◆ A run of records ◆
⁂

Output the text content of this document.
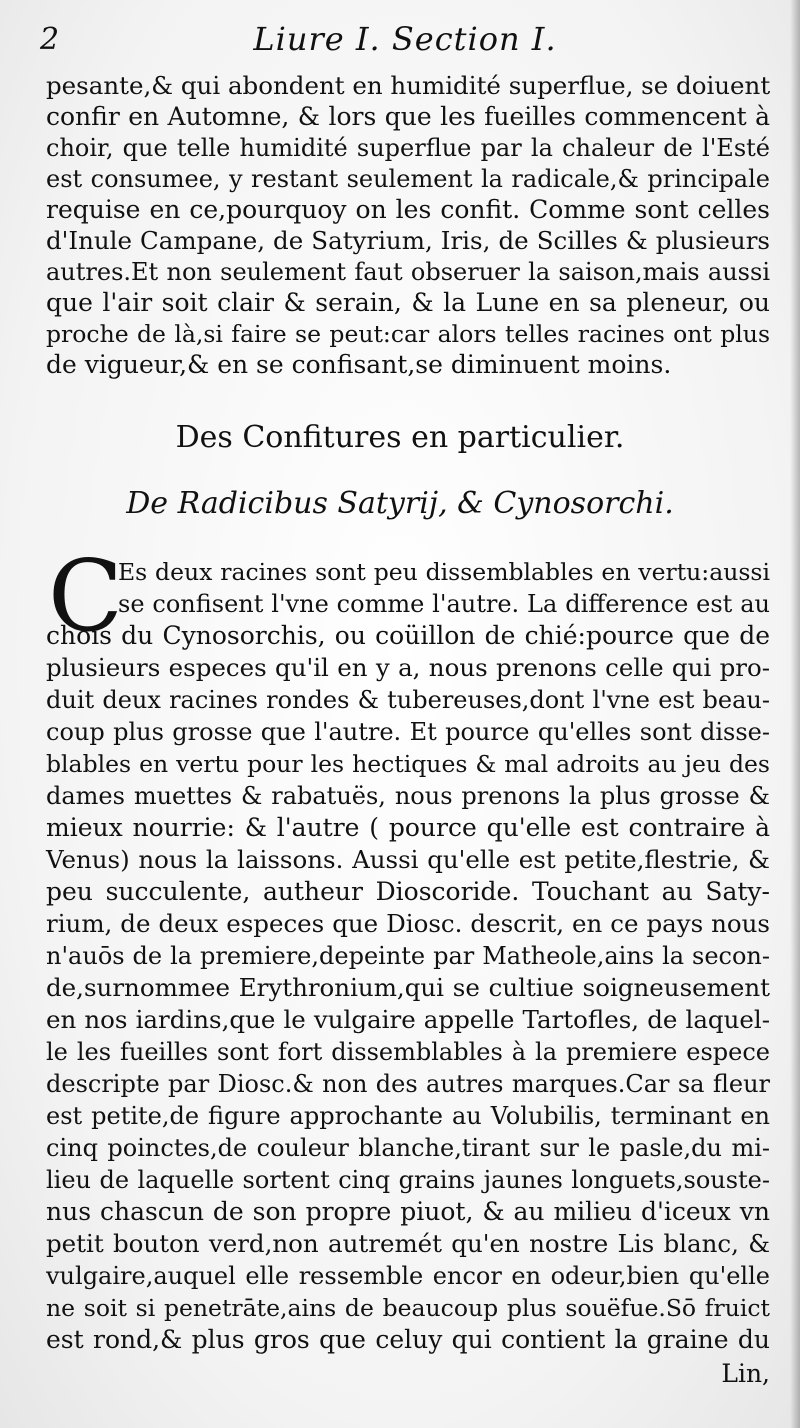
2	Liure I. Section I.
pesante,& qui abondent en humidité superflue, se doiuent
confir en Automne, & lors que les fueilles commencent à
choir, que telle humidité superflue par la chaleur de l'Esté
est consumee, y restant seulement la radicale,& principale
requise en ce,pourquoy on les confit. Comme sont celles
d'Inule Campane, de Satyrium, Iris, de Scilles & plusieurs
autres.Et non seulement faut obseruer la saison,mais aussi
que l'air soit clair & serain, & la Lune en sa pleneur, ou
proche de là,si faire se peut:car alors telles racines ont plus
de vigueur,& en se confisant,se diminuent moins.
Des Confitures en particulier.
De Radicibus Satyrij, & Cynosorchi.
C
Es deux racines sont peu dissemblables en vertu:aussi
se confisent l'vne comme l'autre. La difference est au
chois du Cynosorchis, ou coüillon de chié:pource que de
plusieurs especes qu'il en y a, nous prenons celle qui pro-
duit deux racines rondes & tubereuses,dont l'vne est beau-
coup plus grosse que l'autre. Et pource qu'elles sont disse-
blables en vertu pour les hectiques & mal adroits au jeu des
dames muettes & rabatuës, nous prenons la plus grosse &
mieux nourrie: & l'autre ( pource qu'elle est contraire à
Venus) nous la laissons. Aussi qu'elle est petite,flestrie, &
peu succulente, autheur Dioscoride. Touchant au Saty-
rium, de deux especes que Diosc. descrit, en ce pays nous
n'auōs de la premiere,depeinte par Matheole,ains la secon-
de,surnommee Erythronium,qui se cultiue soigneusement
en nos iardins,que le vulgaire appelle Tartofles, de laquel-
le les fueilles sont fort dissemblables à la premiere espece
descripte par Diosc.& non des autres marques.Car sa fleur
est petite,de figure approchante au Volubilis, terminant en
cinq poinctes,de couleur blanche,tirant sur le pasle,du mi-
lieu de laquelle sortent cinq grains jaunes longuets,souste-
nus chascun de son propre piuot, & au milieu d'iceux vn
petit bouton verd,non autremét qu'en nostre Lis blanc, &
vulgaire,auquel elle ressemble encor en odeur,bien qu'elle
ne soit si penetrāte,ains de beaucoup plus souëfue.Sō fruict
est rond,& plus gros que celuy qui contient la graine du
Lin,
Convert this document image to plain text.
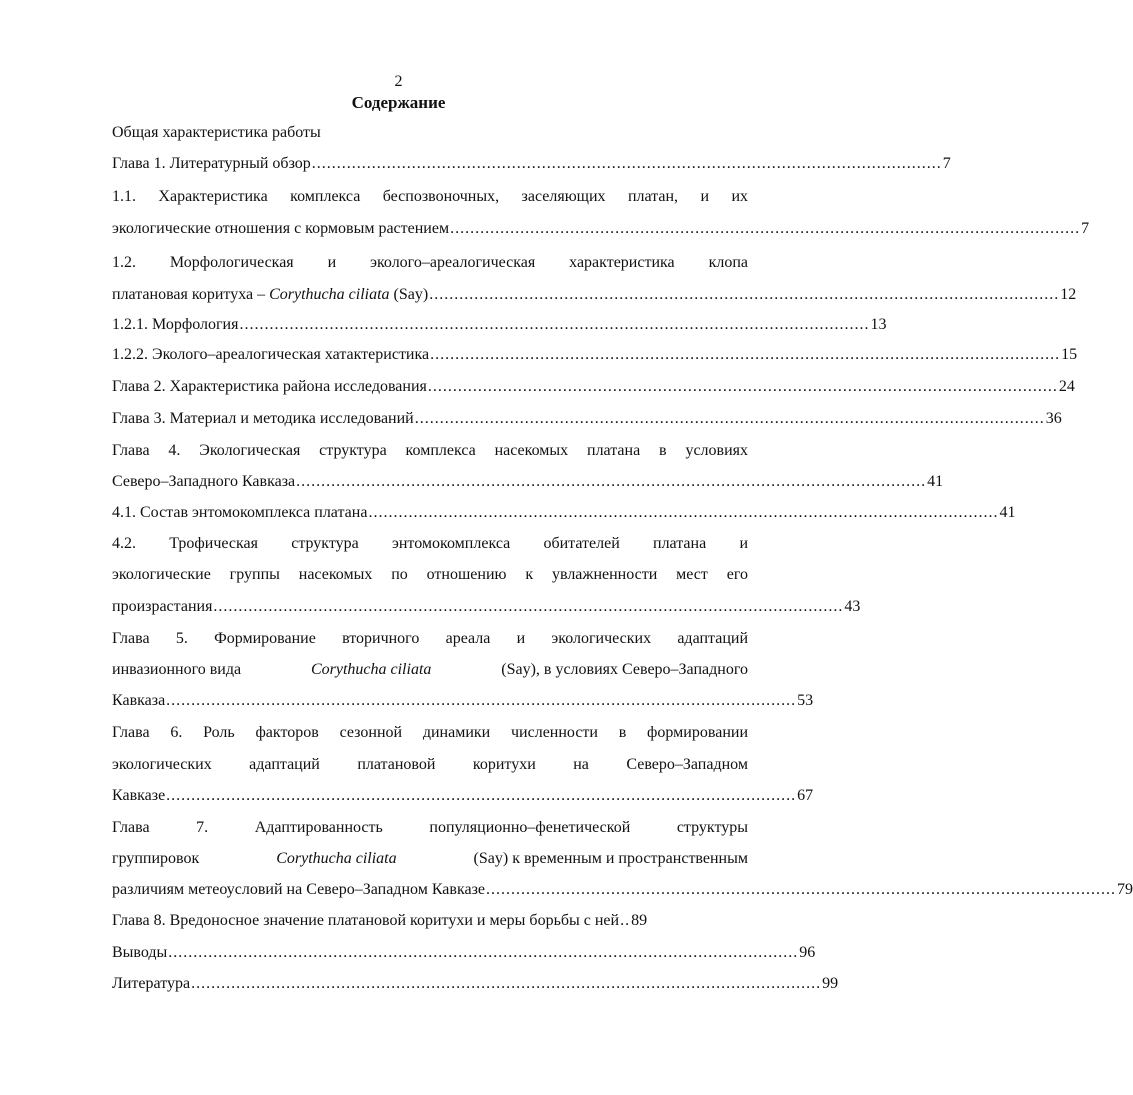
2
Содержание
Общая характеристика работы
Глава 1. Литературный обзор .............................................................................................................................. 7
1.1. Характеристика комплекса беспозвоночных, заселяющих платан, и их
экологические отношения с кормовым растением .............................................................................................................................. 7
1.2. Морфологическая и эколого–ареалогическая характеристика клопа
платановая коритуха – Corythucha ciliata (Say) .............................................................................................................................. 12
1.2.1. Морфология .............................................................................................................................. 13
1.2.2. Эколого–ареалогическая хатактеристика .............................................................................................................................. 15
Глава 2. Характеристика района исследования .............................................................................................................................. 24
Глава 3. Материал и методика исследований .............................................................................................................................. 36
Глава 4. Экологическая структура комплекса насекомых платана в условиях
Северо–Западного Кавказа .............................................................................................................................. 41
4.1. Состав энтомокомплекса платана .............................................................................................................................. 41
4.2. Трофическая структура энтомокомплекса обитателей платана и
экологические группы насекомых по отношению к увлажненности мест его
произрастания .............................................................................................................................. 43
Глава 5. Формирование вторичного ареала и экологических адаптаций
инвазионного вида	Corythucha ciliata	(Say), в условиях Северо–Западного
Кавказа .............................................................................................................................. 53
Глава 6. Роль факторов сезонной динамики численности в формировании
экологических адаптаций платановой коритухи на Северо–Западном
Кавказе .............................................................................................................................. 67
Глава 7. Адаптированность популяционно–фенетической структуры
группировок	Corythucha ciliata	(Say) к временным и пространственным
различиям метеоусловий на Северо–Западном Кавказе .............................................................................................................................. 79
Глава 8. Вредоносное значение платановой коритухи и меры борьбы с ней .. 89
Выводы .............................................................................................................................. 96
Литература .............................................................................................................................. 99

⁂

◆ What you are asked to do ◆
Which lines in the data above contain "структура"? Show each one.

◆ Reply ◆
Глава 4. Экологическая структура комплекса насекомых платана в условиях
4.2. Трофическая структура энтомокомплекса обитателей платана и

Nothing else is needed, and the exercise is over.